- [INFORMATION SUPPLIED]:
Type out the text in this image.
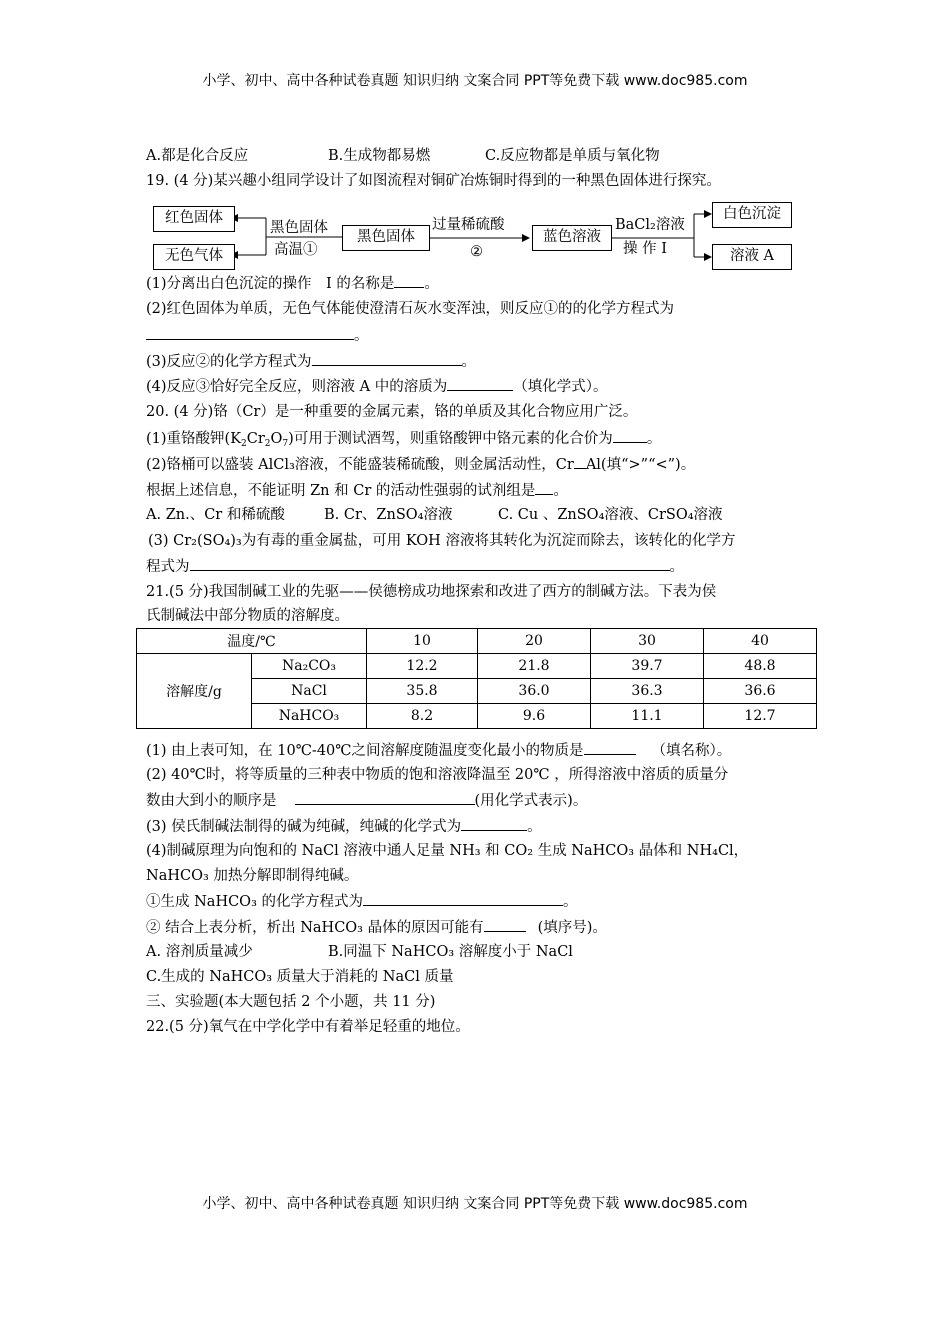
小学、初中、高中各种试卷真题 知识归纳 文案合同 PPT等免费下载 www.doc985.com
A.都是化合反应	B.生成物都易燃	C.反应物都是单质与氧化物
19. (4 分)某兴趣小组同学设计了如图流程对铜矿冶炼铜时得到的一种黑色固体进行探究。
红色固体
无色气体
黑色固体
高温①
黑色固体
过量稀硫酸
②
蓝色溶液
BaCl₂溶液
操 作 I
白色沉淀
溶液 A
(1)分离出白色沉淀的操作　I 的名称是 。
(2)红色固体为单质，无色气体能使澄清石灰水变浑浊，则反应①的的化学方程式为
。
(3)反应②的化学方程式为	。
(4)反应③恰好完全反应，则溶液 A 中的溶质为	（填化学式）。
20. (4 分)铬（Cr）是一种重要的金属元素，铬的单质及其化合物应用广泛。
(1)重铬酸钾$(K_2Cr_2O_7)$可用于测试酒驾，则重铬酸钾中铬元素的化合价为 。
(2)铬桶可以盛装 AlCl₃溶液，不能盛装稀硫酸，则金属活动性，Cr Al(填“>”“<”)。
根据上述信息，不能证明 Zn 和 Cr 的活动性强弱的试剂组是 。
A. Zn.、Cr 和稀硫酸	B. Cr、ZnSO₄溶液	C. Cu 、ZnSO₄溶液、CrSO₄溶液
(3) Cr₂(SO₄)₃为有毒的重金属盐，可用 KOH 溶液将其转化为沉淀而除去，该转化的化学方
程式为	。
21.(5 分)我国制碱工业的先驱——侯德榜成功地探索和改进了西方的制碱方法。下表为侯
氏制碱法中部分物质的溶解度。
温度/℃		10	20	30	40
溶解度/g	Na₂CO₃	12.2	21.8	39.7	48.8
	NaCl	35.8	36.0	36.3	36.6
	NaHCO₃	8.2	9.6	11.1	12.7
(1) 由上表可知，在 10℃-40℃之间溶解度随温度变化最小的物质是	（填名称）。
(2) 40℃时，将等质量的三种表中物质的饱和溶液降温至 20℃ ，所得溶液中溶质的质量分
数由大到小的顺序是	(用化学式表示)。
(3) 侯氏制碱法制得的碱为纯碱，纯碱的化学式为	。
(4)制碱原理为向饱和的 NaCl 溶液中通人足量 NH₃ 和 CO₂ 生成 NaHCO₃ 晶体和 NH₄Cl，
NaHCO₃ 加热分解即制得纯碱。
①生成 NaHCO₃ 的化学方程式为	。
② 结合上表分析，析出 NaHCO₃ 晶体的原因可能有	(填序号)。
A. 溶剂质量减少	B.同温下 NaHCO₃ 溶解度小于 NaCl
C.生成的 NaHCO₃ 质量大于消耗的 NaCl 质量
三、实验题(本大题包括 2 个小题，共 11 分)
22.(5 分)氧气在中学化学中有着举足轻重的地位。
小学、初中、高中各种试卷真题 知识归纳 文案合同 PPT等免费下载 www.doc985.com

- [AIM]:
Return all lines containing "NaHCO₃".

- [RESULT]:
	NaHCO₃	8.2	9.6	11.1	12.7
(4)制碱原理为向饱和的 NaCl 溶液中通人足量 NH₃ 和 CO₂ 生成 NaHCO₃ 晶体和 NH₄Cl，
NaHCO₃ 加热分解即制得纯碱。
①生成 NaHCO₃ 的化学方程式为	。
② 结合上表分析，析出 NaHCO₃ 晶体的原因可能有	(填序号)。
A. 溶剂质量减少	B.同温下 NaHCO₃ 溶解度小于 NaCl
C.生成的 NaHCO₃ 质量大于消耗的 NaCl 质量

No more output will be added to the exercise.